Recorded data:
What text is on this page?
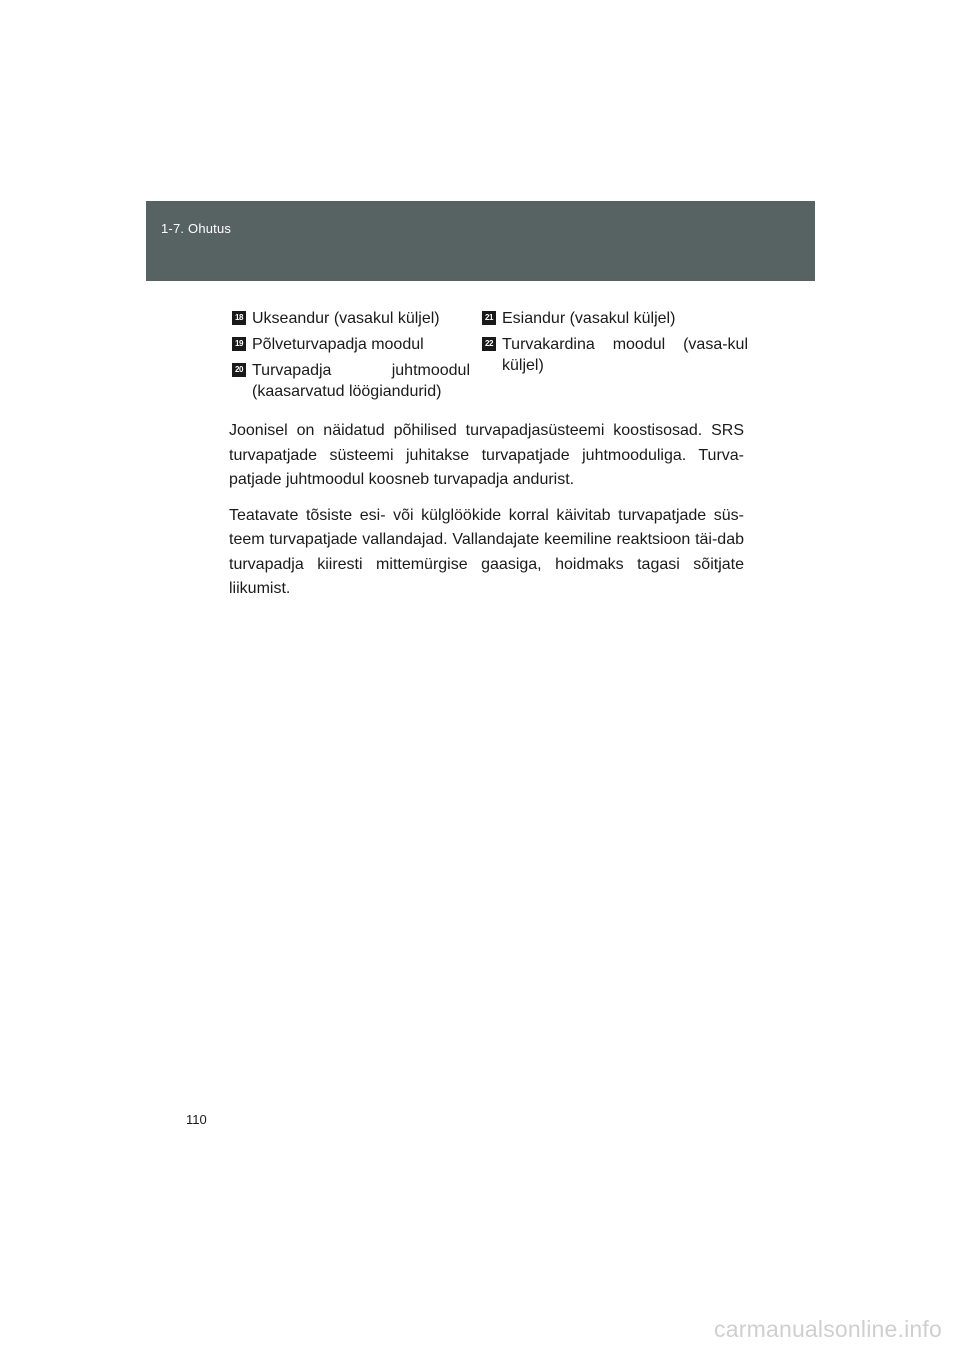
1-7. Ohutus
18 Ukseandur (vasakul küljel)
19 Põlveturvapadja moodul
20 Turvapadja juhtmoodul (kaasarvatud löögiandurid)
21 Esiandur (vasakul küljel)
22 Turvakardina moodul (vasa-kul küljel)

Joonisel on näidatud põhilised turvapadjasüsteemi koostisosad. SRS turvapatjade süsteemi juhitakse turvapatjade juhtmooduliga. Turva-patjade juhtmoodul koosneb turvapadja andurist.

Teatavate tõsiste esi- või külglöökide korral käivitab turvapatjade süs-teem turvapatjade vallandajad. Vallandajate keemiline reaktsioon täi-dab turvapadja kiiresti mittemürgise gaasiga, hoidmaks tagasi sõitjate liikumist.

110
carmanualsonline.info
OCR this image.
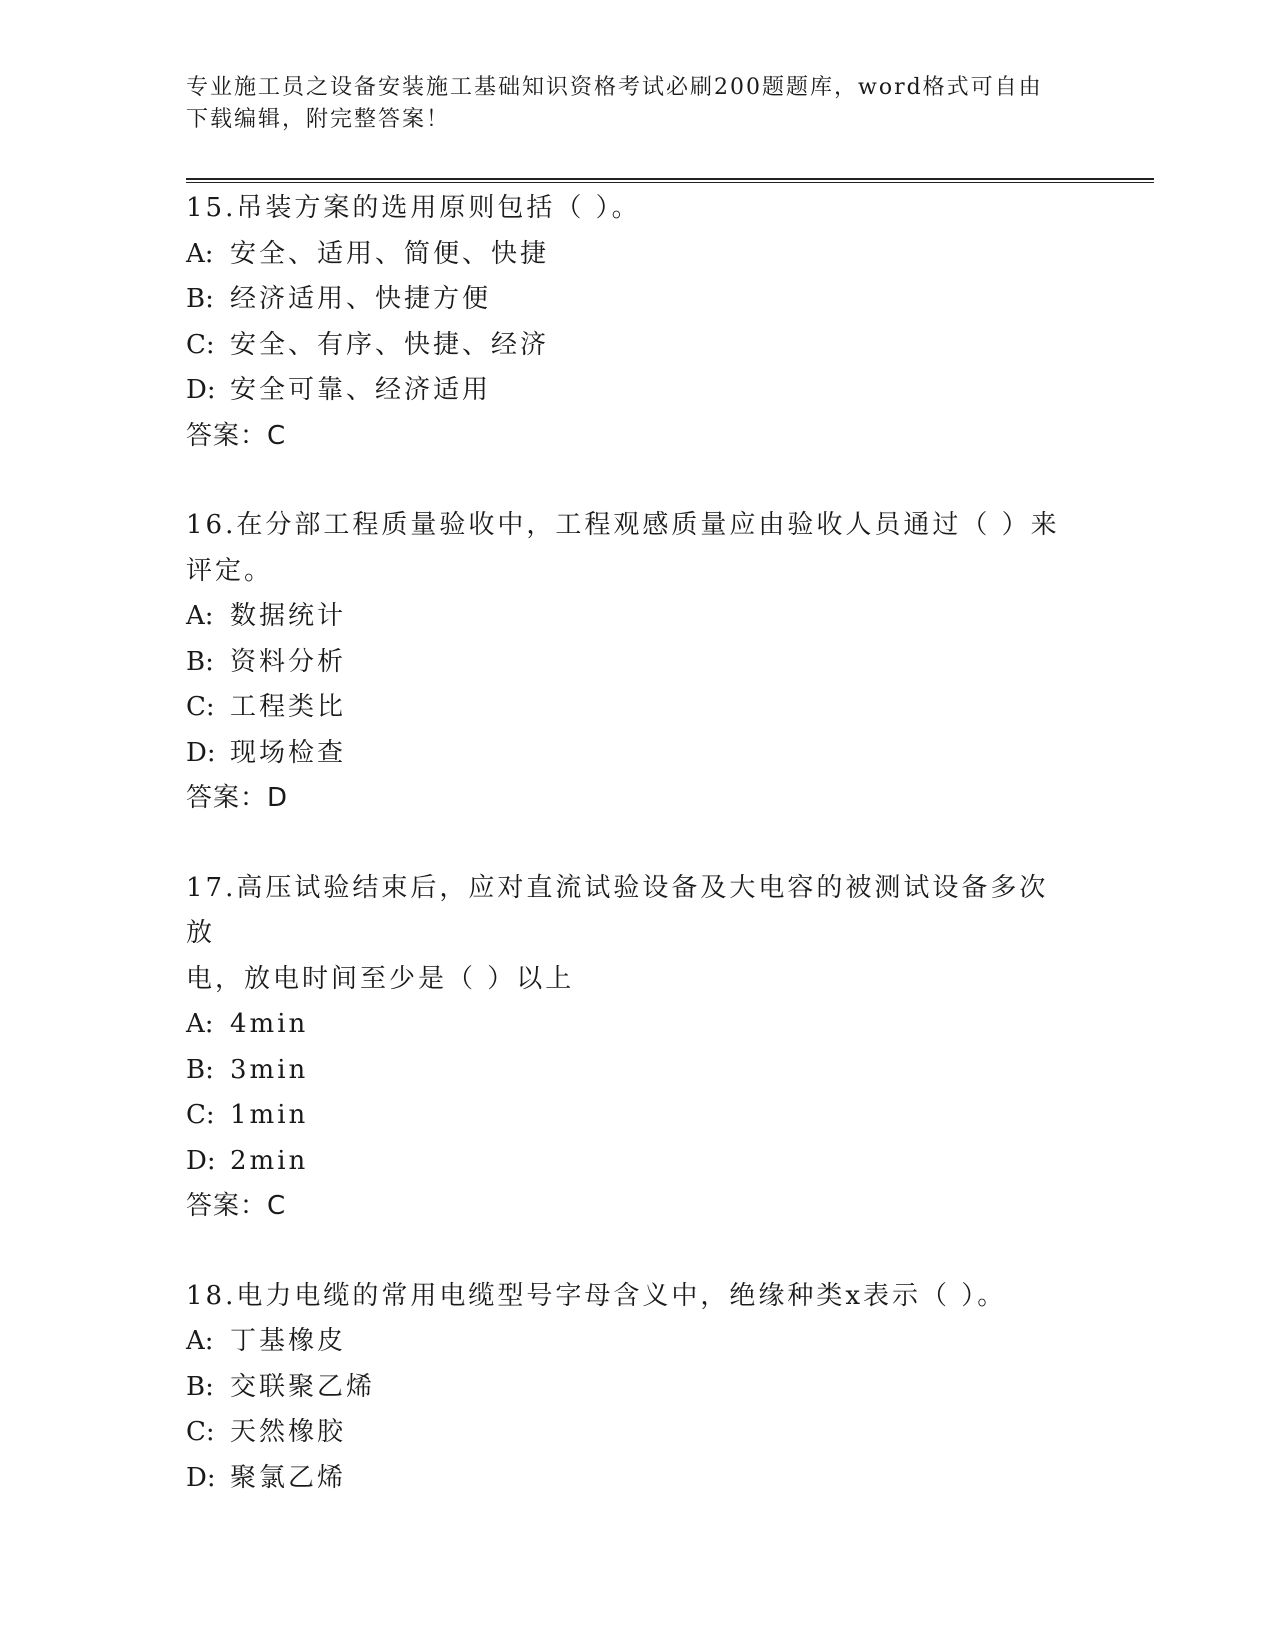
专业施工员之设备安装施工基础知识资格考试必刷200题题库，word格式可自由
下载编辑，附完整答案！
15.吊装方案的选用原则包括（ ）。
A: 安全、适用、简便、快捷
B: 经济适用、快捷方便
C: 安全、有序、快捷、经济
D: 安全可靠、经济适用
答案：C
16.在分部工程质量验收中，工程观感质量应由验收人员通过（ ）来
评定。
A: 数据统计
B: 资料分析
C: 工程类比
D: 现场检查
答案：D
17.高压试验结束后，应对直流试验设备及大电容的被测试设备多次放
电，放电时间至少是（ ）以上
A: 4min
B: 3min
C: 1min
D: 2min
答案：C
18.电力电缆的常用电缆型号字母含义中，绝缘种类x表示（ ）。
A: 丁基橡皮
B: 交联聚乙烯
C: 天然橡胶
D: 聚氯乙烯
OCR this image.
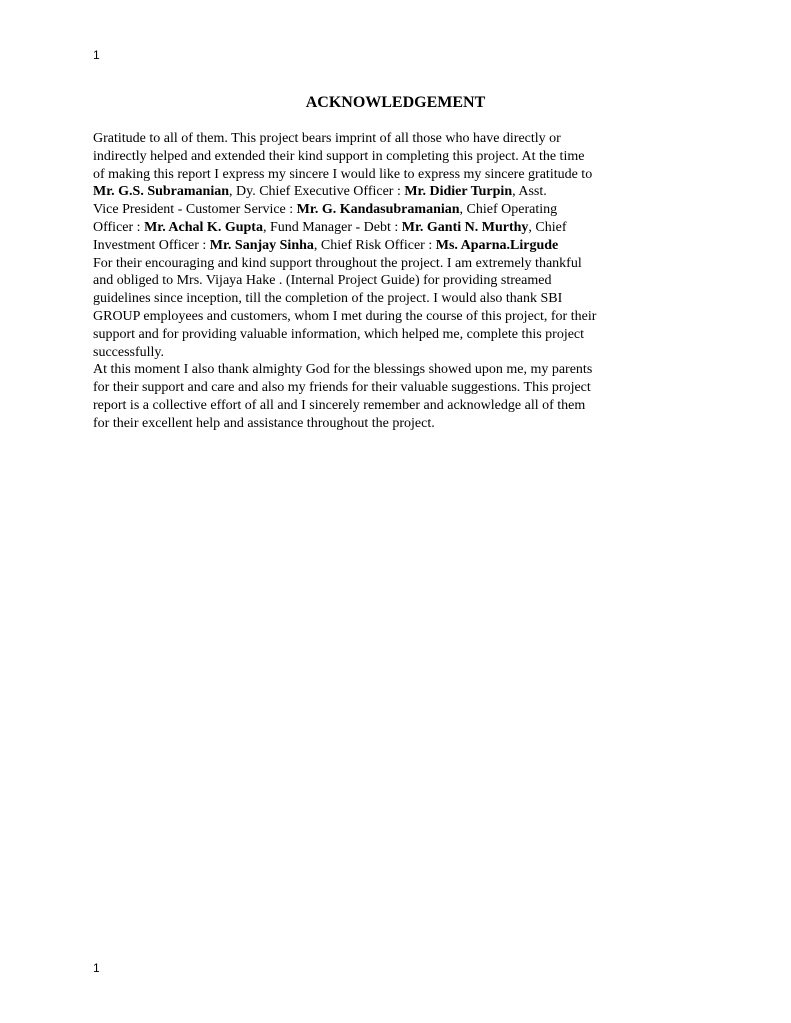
1
ACKNOWLEDGEMENT
Gratitude to all of them. This project bears imprint of all those who have directly or
indirectly helped and extended their kind support in completing this project. At the time
of making this report I express my sincere I would like to express my sincere gratitude to
Mr. G.S. Subramanian, Dy. Chief Executive Officer : Mr. Didier Turpin, Asst.
Vice President - Customer Service : Mr. G. Kandasubramanian, Chief Operating
Officer : Mr. Achal K. Gupta, Fund Manager - Debt : Mr. Ganti N. Murthy, Chief
Investment Officer : Mr. Sanjay Sinha, Chief Risk Officer : Ms. Aparna.Lirgude
For their encouraging and kind support throughout the project. I am extremely thankful
and obliged to Mrs. Vijaya Hake . (Internal Project Guide) for providing streamed
guidelines since inception, till the completion of the project. I would also thank SBI
GROUP employees and customers, whom I met during the course of this project, for their
support and for providing valuable information, which helped me, complete this project
successfully.
At this moment I also thank almighty God for the blessings showed upon me, my parents
for their support and care and also my friends for their valuable suggestions. This project
report is a collective effort of all and I sincerely remember and acknowledge all of them
for their excellent help and assistance throughout the project.
1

*SET PROBLEM*:
Skip the pictures and transcribe the rest of the records exactly.

*FULL ANSWER*:
What text is on this page?
1-7. Ohutus
18 Ukseandur (vasakul küljel)
19 Põlveturvapadja moodul
20 Turvapadja juhtmoodul (kaasarvatud löögiandurid)
21 Esiandur (vasakul küljel)
22 Turvakardina moodul (vasa-kul küljel)

Joonisel on näidatud põhilised turvapadjasüsteemi koostisosad. SRS turvapatjade süsteemi juhitakse turvapatjade juhtmooduliga. Turva-patjade juhtmoodul koosneb turvapadja andurist.

Teatavate tõsiste esi- või külglöökide korral käivitab turvapatjade süs-teem turvapatjade vallandajad. Vallandajate keemiline reaktsioon täi-dab turvapadja kiiresti mittemürgise gaasiga, hoidmaks tagasi sõitjate liikumist.

110
carmanualsonline.info
OCR this image.
专业施工员之设备安装施工基础知识资格考试必刷200题题库，word格式可自由
下载编辑，附完整答案！
15.吊装方案的选用原则包括（ ）。
A: 安全、适用、简便、快捷
B: 经济适用、快捷方便
C: 安全、有序、快捷、经济
D: 安全可靠、经济适用
答案：C
16.在分部工程质量验收中，工程观感质量应由验收人员通过（ ）来
评定。
A: 数据统计
B: 资料分析
C: 工程类比
D: 现场检查
答案：D
17.高压试验结束后，应对直流试验设备及大电容的被测试设备多次放
电，放电时间至少是（ ）以上
A: 4min
B: 3min
C: 1min
D: 2min
答案：C
18.电力电缆的常用电缆型号字母含义中，绝缘种类x表示（ ）。
A: 丁基橡皮
B: 交联聚乙烯
C: 天然橡胶
D: 聚氯乙烯
OCR this image.
1
ACKNOWLEDGEMENT
Gratitude to all of them. This project bears imprint of all those who have directly or
indirectly helped and extended their kind support in completing this project. At the time
of making this report I express my sincere I would like to express my sincere gratitude to
Mr. G.S. Subramanian, Dy. Chief Executive Officer : Mr. Didier Turpin, Asst.
Vice President - Customer Service : Mr. G. Kandasubramanian, Chief Operating
Officer : Mr. Achal K. Gupta, Fund Manager - Debt : Mr. Ganti N. Murthy, Chief
Investment Officer : Mr. Sanjay Sinha, Chief Risk Officer : Ms. Aparna.Lirgude
For their encouraging and kind support throughout the project. I am extremely thankful
and obliged to Mrs. Vijaya Hake . (Internal Project Guide) for providing streamed
guidelines since inception, till the completion of the project. I would also thank SBI
GROUP employees and customers, whom I met during the course of this project, for their
support and for providing valuable information, which helped me, complete this project
successfully.
At this moment I also thank almighty God for the blessings showed upon me, my parents
for their support and care and also my friends for their valuable suggestions. This project
report is a collective effort of all and I sincerely remember and acknowledge all of them
for their excellent help and assistance throughout the project.
1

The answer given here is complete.